Reading the listing below, count the lines that contain the word "text" and give that count alone.

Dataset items
>> Start
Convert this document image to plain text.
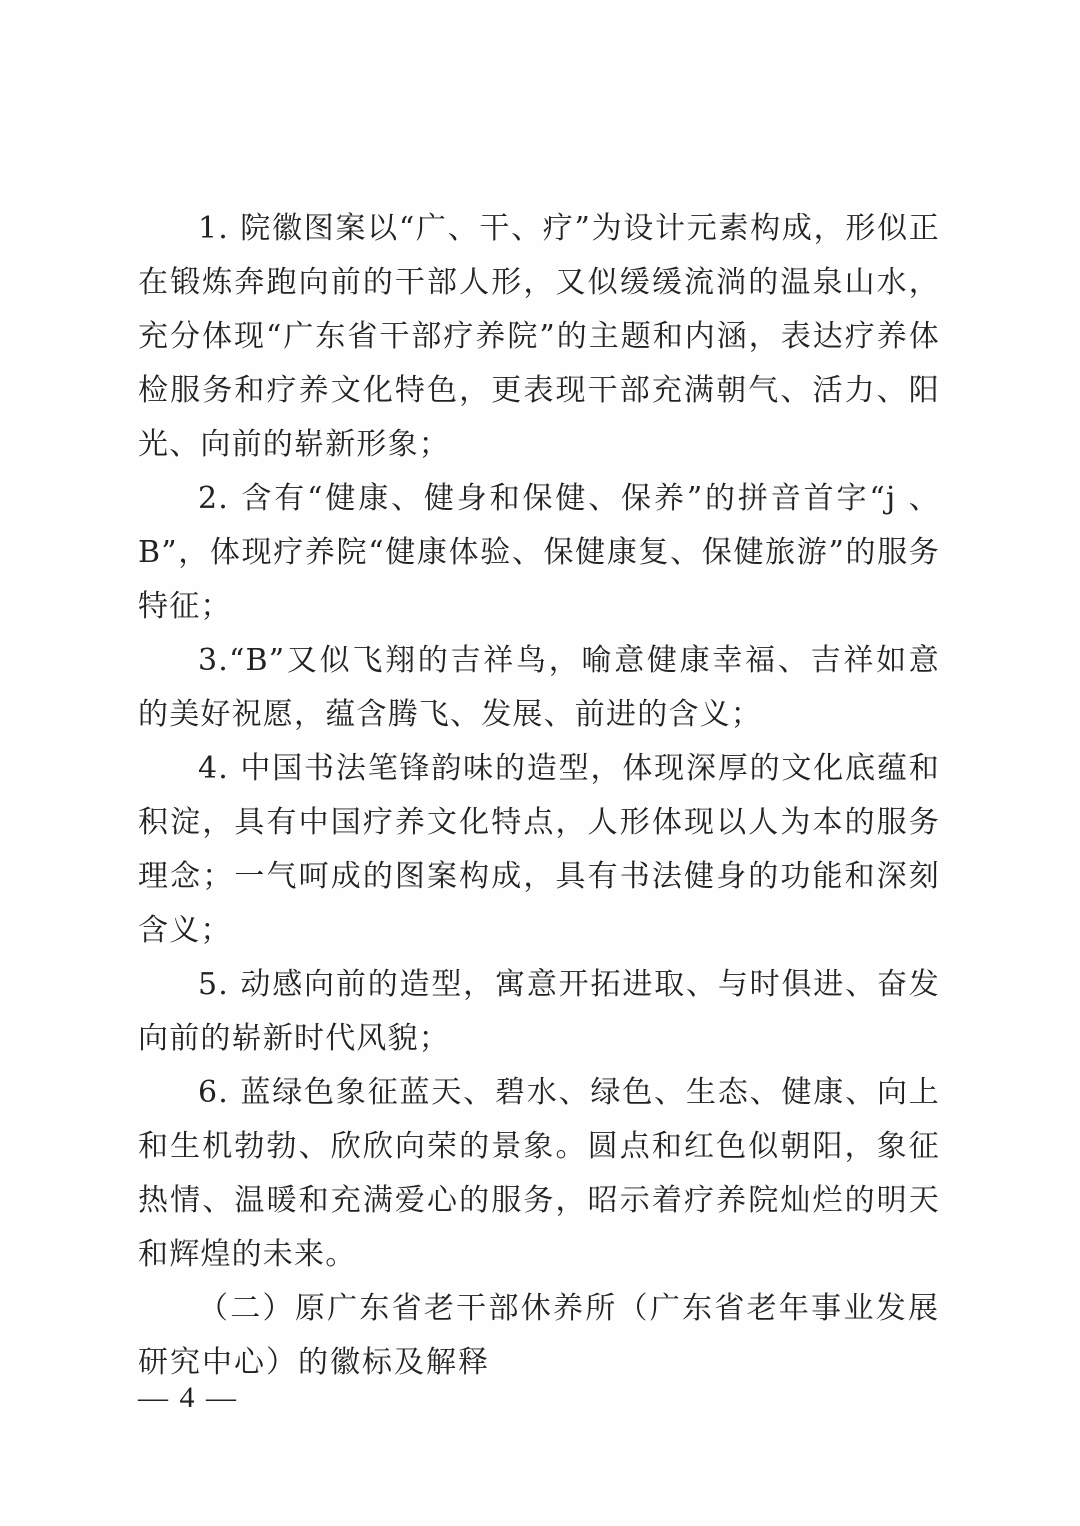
1. 院徽图案以“广、干、疗”为设计元素构成，形似正在锻炼奔跑向前的干部人形，又似缓缓流淌的温泉山水，充分体现“广东省干部疗养院”的主题和内涵，表达疗养体检服务和疗养文化特色，更表现干部充满朝气、活力、阳光、向前的崭新形象；

2. 含有“健康、健身和保健、保养”的拼音首字“j 、B”，体现疗养院“健康体验、保健康复、保健旅游”的服务特征；

3.“B”又似飞翔的吉祥鸟，喻意健康幸福、吉祥如意的美好祝愿，蕴含腾飞、发展、前进的含义；

4. 中国书法笔锋韵味的造型，体现深厚的文化底蕴和积淀，具有中国疗养文化特点，人形体现以人为本的服务理念；一气呵成的图案构成，具有书法健身的功能和深刻含义；

5. 动感向前的造型，寓意开拓进取、与时俱进、奋发向前的崭新时代风貌；

6. 蓝绿色象征蓝天、碧水、绿色、生态、健康、向上和生机勃勃、欣欣向荣的景象。圆点和红色似朝阳，象征热情、温暖和充满爱心的服务，昭示着疗养院灿烂的明天和辉煌的未来。

（二）原广东省老干部休养所（广东省老年事业发展研究中心）的徽标及解释

— 4 —
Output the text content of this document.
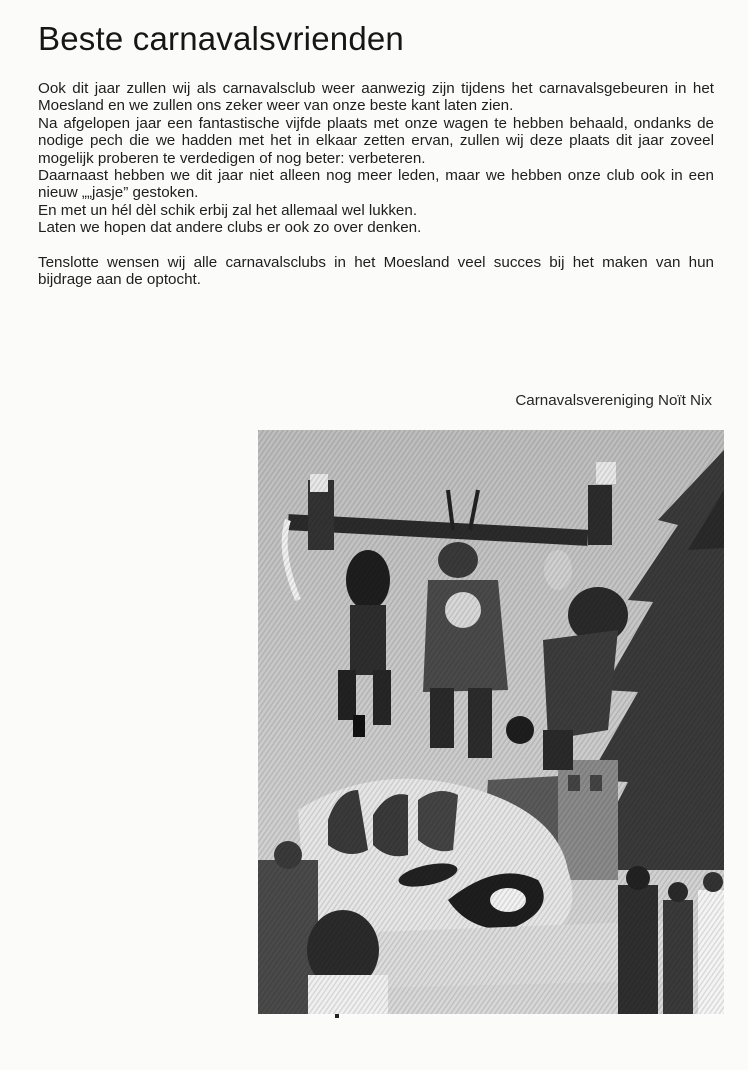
Beste carnavalsvrienden

Ook dit jaar zullen wij als carnavalsclub weer aanwezig zijn tijdens het carnavalsgebeuren in het Moesland en we zullen ons zeker weer van onze beste kant laten zien.

Na afgelopen jaar een fantastische vijfde plaats met onze wagen te hebben behaald, ondanks de nodige pech die we hadden met het in elkaar zetten ervan, zullen wij deze plaats dit jaar zoveel mogelijk proberen te verdedigen of nog beter: verbeteren.

Daarnaast hebben we dit jaar niet alleen nog meer leden, maar we hebben onze club ook in een nieuw „„jasje” gestoken.

En met un hél dèl schik erbij zal het allemaal wel lukken.

Laten we hopen dat andere clubs er ook zo over denken.

Tenslotte wensen wij alle carnavalsclubs in het Moesland veel succes bij het maken van hun bijdrage aan de optocht.

Carnavalsvereniging Noït Nix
>> End
* TASK RESULT *
2